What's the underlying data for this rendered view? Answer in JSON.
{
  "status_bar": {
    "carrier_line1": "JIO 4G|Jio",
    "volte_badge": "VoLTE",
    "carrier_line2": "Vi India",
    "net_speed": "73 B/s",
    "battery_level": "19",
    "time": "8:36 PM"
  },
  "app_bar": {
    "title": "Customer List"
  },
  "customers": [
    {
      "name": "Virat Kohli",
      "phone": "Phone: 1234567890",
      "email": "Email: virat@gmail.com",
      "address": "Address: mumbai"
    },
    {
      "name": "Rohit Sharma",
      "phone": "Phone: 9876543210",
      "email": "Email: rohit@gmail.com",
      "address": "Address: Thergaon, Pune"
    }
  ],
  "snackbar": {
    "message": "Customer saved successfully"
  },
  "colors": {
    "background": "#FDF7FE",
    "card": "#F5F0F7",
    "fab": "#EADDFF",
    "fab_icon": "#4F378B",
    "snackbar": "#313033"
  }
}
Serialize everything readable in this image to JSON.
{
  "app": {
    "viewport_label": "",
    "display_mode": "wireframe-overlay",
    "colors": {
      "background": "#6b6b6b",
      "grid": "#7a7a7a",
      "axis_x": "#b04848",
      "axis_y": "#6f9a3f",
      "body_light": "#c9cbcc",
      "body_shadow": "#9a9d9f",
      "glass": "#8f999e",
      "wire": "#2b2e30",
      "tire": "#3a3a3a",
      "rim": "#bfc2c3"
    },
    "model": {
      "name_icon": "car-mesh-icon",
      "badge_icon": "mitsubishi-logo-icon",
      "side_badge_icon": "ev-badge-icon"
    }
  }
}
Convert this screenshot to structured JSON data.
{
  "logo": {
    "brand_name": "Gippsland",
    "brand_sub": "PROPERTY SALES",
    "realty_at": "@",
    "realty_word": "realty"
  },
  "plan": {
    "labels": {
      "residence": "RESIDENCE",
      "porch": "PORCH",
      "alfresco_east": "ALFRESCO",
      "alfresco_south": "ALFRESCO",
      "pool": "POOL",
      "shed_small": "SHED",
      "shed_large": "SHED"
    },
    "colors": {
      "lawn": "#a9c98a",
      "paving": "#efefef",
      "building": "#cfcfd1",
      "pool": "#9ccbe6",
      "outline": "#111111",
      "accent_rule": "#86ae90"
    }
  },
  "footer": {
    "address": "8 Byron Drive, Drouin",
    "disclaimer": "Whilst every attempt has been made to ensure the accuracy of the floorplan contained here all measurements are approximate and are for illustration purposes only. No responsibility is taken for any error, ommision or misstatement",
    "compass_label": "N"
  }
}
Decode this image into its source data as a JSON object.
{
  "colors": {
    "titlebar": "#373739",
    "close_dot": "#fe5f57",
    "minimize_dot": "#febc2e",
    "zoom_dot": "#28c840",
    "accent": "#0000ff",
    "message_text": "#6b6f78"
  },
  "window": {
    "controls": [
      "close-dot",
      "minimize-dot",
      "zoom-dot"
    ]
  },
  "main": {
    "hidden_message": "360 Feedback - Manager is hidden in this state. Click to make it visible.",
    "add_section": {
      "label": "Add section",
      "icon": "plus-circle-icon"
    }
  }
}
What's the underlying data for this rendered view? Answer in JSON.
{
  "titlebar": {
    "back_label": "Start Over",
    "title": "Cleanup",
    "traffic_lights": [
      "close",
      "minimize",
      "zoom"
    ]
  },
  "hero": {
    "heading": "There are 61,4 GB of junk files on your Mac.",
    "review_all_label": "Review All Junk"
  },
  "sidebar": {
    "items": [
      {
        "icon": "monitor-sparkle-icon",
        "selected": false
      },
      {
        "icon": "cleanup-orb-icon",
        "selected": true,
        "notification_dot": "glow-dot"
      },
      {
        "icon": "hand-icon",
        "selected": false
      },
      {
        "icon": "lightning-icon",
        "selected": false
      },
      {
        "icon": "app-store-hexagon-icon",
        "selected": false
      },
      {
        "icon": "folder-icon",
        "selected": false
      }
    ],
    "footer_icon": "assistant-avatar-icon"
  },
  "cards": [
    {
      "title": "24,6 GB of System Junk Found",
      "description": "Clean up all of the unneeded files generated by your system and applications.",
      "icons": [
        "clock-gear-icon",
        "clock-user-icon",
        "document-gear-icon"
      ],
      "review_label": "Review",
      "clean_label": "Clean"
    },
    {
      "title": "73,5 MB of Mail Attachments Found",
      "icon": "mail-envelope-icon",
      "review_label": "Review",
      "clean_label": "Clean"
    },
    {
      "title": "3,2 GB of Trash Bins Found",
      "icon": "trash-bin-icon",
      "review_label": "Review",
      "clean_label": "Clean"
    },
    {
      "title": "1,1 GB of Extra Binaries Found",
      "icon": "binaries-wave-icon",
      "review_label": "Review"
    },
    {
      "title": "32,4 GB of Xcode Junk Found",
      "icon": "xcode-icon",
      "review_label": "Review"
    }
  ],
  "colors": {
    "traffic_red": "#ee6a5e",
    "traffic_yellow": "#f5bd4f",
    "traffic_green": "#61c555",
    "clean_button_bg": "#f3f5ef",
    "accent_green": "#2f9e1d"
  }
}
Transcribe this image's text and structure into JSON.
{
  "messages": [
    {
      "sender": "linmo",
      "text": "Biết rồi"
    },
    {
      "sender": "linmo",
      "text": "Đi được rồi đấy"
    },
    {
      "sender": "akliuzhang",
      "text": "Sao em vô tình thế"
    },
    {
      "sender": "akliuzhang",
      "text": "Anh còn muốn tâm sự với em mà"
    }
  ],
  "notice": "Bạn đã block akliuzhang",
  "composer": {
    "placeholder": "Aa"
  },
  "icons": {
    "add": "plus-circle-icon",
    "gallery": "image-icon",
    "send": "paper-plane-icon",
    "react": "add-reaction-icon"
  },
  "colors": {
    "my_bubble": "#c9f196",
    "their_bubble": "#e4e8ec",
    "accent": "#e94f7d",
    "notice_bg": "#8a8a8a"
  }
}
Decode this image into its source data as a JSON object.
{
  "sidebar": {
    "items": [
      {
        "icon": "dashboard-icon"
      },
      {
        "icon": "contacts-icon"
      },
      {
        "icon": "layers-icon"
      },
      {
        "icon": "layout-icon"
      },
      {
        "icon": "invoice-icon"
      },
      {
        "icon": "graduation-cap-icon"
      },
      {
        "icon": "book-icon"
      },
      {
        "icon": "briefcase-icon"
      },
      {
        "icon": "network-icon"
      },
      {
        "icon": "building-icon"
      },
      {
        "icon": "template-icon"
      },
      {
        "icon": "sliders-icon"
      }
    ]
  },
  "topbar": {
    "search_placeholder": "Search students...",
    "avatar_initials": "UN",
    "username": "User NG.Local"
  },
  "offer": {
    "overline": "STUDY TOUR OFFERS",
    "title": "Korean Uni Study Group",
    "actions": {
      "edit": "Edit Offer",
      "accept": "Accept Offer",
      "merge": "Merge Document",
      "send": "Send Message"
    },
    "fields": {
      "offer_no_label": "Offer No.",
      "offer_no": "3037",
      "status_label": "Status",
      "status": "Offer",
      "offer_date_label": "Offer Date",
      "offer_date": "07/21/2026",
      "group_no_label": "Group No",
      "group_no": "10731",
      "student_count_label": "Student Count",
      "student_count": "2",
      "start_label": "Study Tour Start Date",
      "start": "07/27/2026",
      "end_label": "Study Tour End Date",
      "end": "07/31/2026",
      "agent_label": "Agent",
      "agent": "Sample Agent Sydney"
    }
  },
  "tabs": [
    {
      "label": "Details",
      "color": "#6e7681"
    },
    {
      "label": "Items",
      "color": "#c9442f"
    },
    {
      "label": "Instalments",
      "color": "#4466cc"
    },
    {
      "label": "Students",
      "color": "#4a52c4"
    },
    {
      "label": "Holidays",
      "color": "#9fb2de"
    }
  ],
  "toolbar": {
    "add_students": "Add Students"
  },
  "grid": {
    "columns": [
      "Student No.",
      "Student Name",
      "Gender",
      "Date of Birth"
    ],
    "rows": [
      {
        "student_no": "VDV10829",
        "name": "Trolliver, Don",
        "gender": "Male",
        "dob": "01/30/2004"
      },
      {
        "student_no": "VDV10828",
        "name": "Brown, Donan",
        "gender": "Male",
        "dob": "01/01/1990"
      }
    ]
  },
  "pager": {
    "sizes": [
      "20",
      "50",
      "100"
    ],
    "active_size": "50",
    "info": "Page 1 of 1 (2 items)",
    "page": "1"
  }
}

== == ==

__YOUR GOAL__
Only a number is wanted: how many lines of the material above hold "background"?

__RESULT OF THIS EXERCISE__
2